Your answer is a single number: how many lines hold the word "joten"?

INPUT DATA.
|---|
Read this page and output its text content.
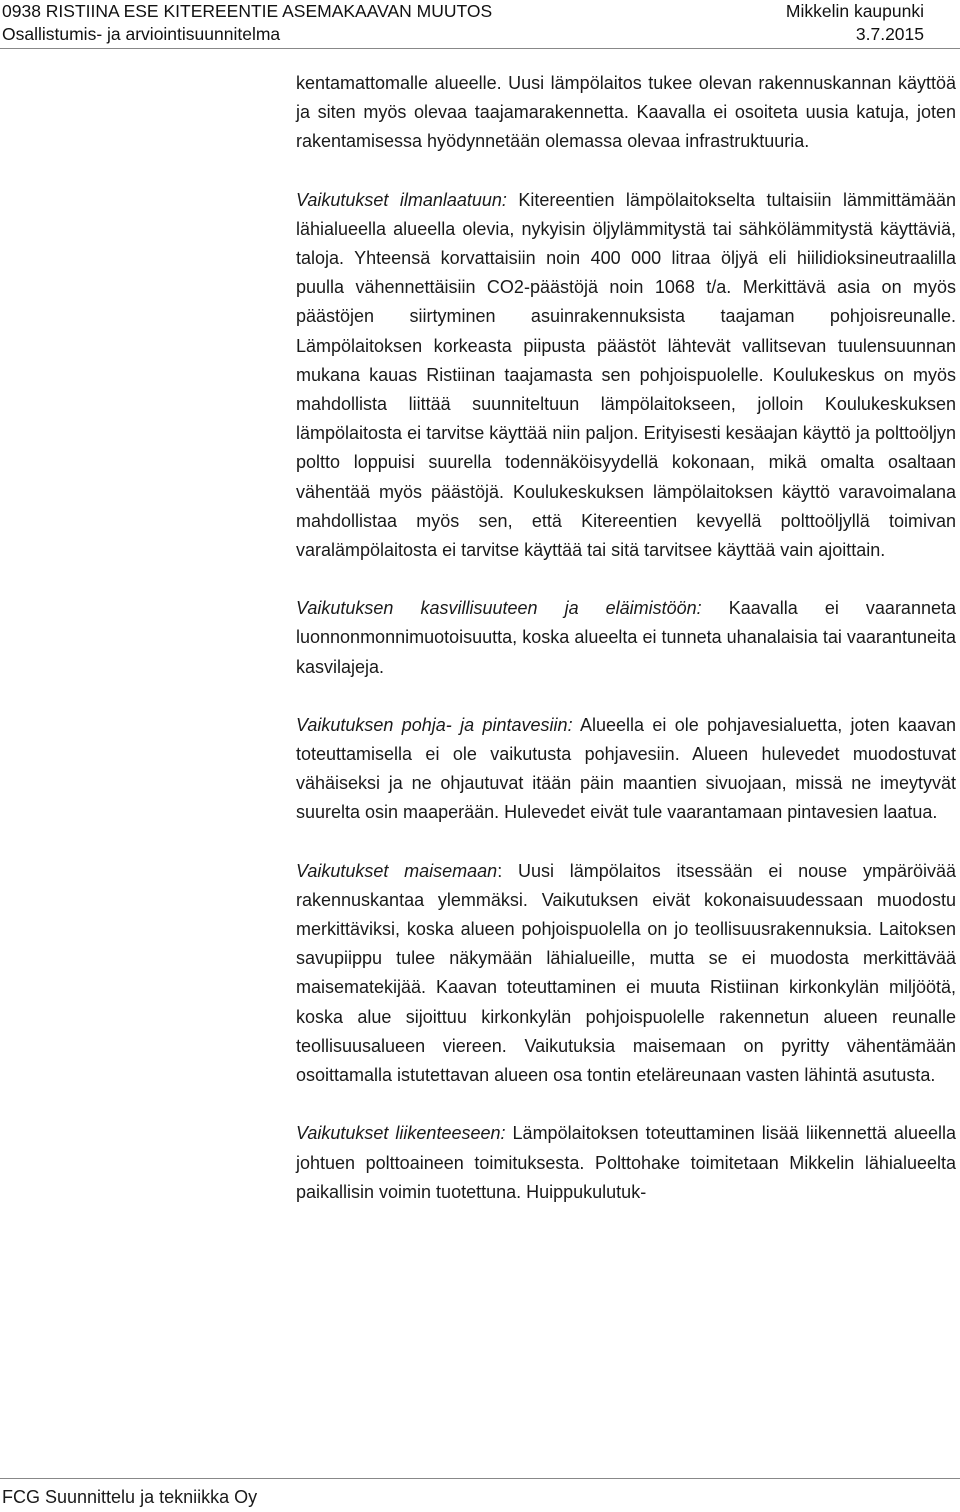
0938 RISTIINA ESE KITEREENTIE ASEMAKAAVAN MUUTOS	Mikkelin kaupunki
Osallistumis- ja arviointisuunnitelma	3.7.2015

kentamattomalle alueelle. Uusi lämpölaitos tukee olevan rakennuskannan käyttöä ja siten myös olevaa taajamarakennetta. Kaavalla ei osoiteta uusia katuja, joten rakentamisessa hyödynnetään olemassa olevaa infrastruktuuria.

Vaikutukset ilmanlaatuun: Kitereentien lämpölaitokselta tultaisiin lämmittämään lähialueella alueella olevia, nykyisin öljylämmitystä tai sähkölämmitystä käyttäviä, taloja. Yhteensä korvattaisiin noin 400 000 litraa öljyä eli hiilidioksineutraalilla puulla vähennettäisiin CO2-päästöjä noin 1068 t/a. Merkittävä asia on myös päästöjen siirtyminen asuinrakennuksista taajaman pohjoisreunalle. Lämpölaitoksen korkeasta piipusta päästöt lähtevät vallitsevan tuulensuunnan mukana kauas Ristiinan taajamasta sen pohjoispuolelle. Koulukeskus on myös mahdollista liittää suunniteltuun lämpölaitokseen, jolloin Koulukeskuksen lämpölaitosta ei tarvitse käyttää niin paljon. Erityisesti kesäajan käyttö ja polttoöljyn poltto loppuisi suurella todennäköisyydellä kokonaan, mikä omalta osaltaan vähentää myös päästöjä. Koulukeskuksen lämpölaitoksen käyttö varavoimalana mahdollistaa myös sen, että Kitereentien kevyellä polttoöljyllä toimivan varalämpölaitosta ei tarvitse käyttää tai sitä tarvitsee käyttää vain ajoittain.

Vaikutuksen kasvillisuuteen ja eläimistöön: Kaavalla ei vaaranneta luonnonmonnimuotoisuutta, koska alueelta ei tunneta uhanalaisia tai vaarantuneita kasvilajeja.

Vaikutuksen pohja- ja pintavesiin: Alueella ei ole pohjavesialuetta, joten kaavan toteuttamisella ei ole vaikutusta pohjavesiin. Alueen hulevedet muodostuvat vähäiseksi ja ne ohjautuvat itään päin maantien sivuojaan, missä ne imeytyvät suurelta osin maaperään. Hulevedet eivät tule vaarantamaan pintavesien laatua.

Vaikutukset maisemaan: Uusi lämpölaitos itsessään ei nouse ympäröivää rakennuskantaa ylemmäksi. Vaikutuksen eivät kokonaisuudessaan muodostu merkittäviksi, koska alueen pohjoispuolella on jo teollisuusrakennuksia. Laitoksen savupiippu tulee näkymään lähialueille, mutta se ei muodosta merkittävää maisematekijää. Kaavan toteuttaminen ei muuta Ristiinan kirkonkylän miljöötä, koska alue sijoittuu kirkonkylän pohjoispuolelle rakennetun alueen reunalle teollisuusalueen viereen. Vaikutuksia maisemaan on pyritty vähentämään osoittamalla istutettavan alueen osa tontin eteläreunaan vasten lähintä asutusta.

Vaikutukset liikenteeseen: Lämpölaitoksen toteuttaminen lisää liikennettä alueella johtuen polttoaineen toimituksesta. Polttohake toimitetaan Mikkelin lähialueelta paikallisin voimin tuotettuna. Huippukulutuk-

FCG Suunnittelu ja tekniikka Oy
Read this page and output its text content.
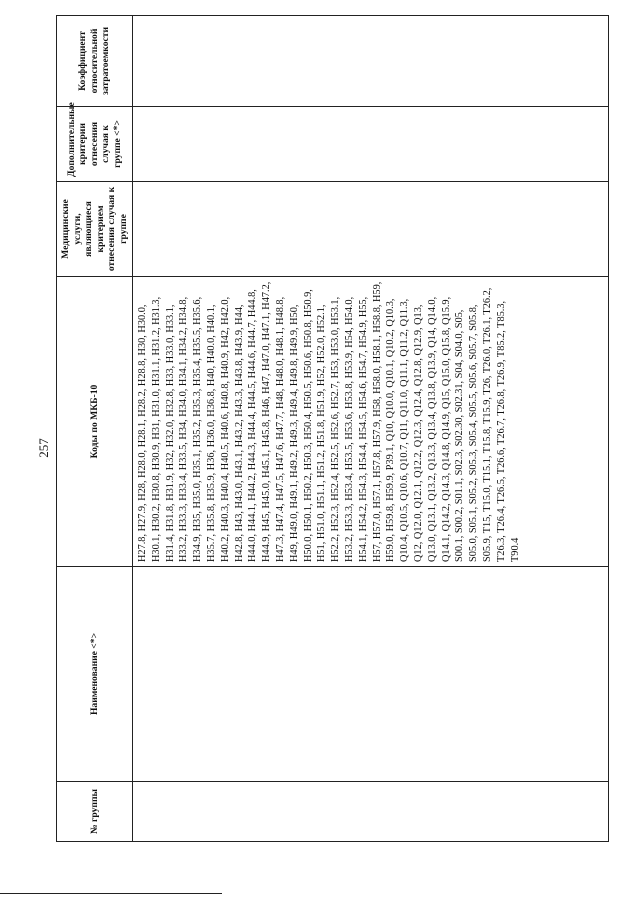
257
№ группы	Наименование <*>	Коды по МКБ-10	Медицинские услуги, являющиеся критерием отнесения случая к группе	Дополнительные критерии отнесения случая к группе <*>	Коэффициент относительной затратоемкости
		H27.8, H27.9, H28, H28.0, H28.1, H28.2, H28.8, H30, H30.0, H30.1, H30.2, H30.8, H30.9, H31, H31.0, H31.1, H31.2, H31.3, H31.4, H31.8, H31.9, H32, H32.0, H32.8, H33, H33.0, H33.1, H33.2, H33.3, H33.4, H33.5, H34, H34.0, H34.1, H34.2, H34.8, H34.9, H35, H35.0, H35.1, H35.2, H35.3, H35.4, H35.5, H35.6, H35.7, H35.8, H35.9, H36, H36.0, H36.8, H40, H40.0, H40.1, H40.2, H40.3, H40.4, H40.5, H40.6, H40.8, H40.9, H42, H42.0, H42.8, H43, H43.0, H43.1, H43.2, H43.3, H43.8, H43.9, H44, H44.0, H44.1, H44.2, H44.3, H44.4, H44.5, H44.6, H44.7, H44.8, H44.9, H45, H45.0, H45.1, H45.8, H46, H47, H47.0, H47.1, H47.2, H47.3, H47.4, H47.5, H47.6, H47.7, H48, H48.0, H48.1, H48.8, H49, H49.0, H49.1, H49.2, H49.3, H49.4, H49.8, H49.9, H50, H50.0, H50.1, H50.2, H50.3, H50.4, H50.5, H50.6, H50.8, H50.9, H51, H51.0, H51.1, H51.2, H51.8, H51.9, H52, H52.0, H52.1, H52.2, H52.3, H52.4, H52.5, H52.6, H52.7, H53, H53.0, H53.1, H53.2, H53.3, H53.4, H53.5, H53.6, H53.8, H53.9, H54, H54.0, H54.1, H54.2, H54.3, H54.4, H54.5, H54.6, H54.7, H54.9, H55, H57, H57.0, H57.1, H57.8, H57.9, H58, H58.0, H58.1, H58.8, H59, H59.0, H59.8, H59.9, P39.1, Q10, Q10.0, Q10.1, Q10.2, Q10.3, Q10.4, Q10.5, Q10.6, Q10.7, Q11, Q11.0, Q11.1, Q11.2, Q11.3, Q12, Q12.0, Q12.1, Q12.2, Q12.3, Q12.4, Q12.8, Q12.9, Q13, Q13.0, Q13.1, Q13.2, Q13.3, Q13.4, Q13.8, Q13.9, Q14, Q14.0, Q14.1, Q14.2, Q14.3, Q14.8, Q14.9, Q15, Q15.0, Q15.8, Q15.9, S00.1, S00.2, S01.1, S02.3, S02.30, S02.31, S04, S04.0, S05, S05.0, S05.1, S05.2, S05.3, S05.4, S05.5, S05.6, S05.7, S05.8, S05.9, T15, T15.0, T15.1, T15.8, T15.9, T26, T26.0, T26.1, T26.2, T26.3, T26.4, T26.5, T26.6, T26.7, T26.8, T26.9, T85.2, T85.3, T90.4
|---|
OUTPUT FOR THIS EXERCISE. 2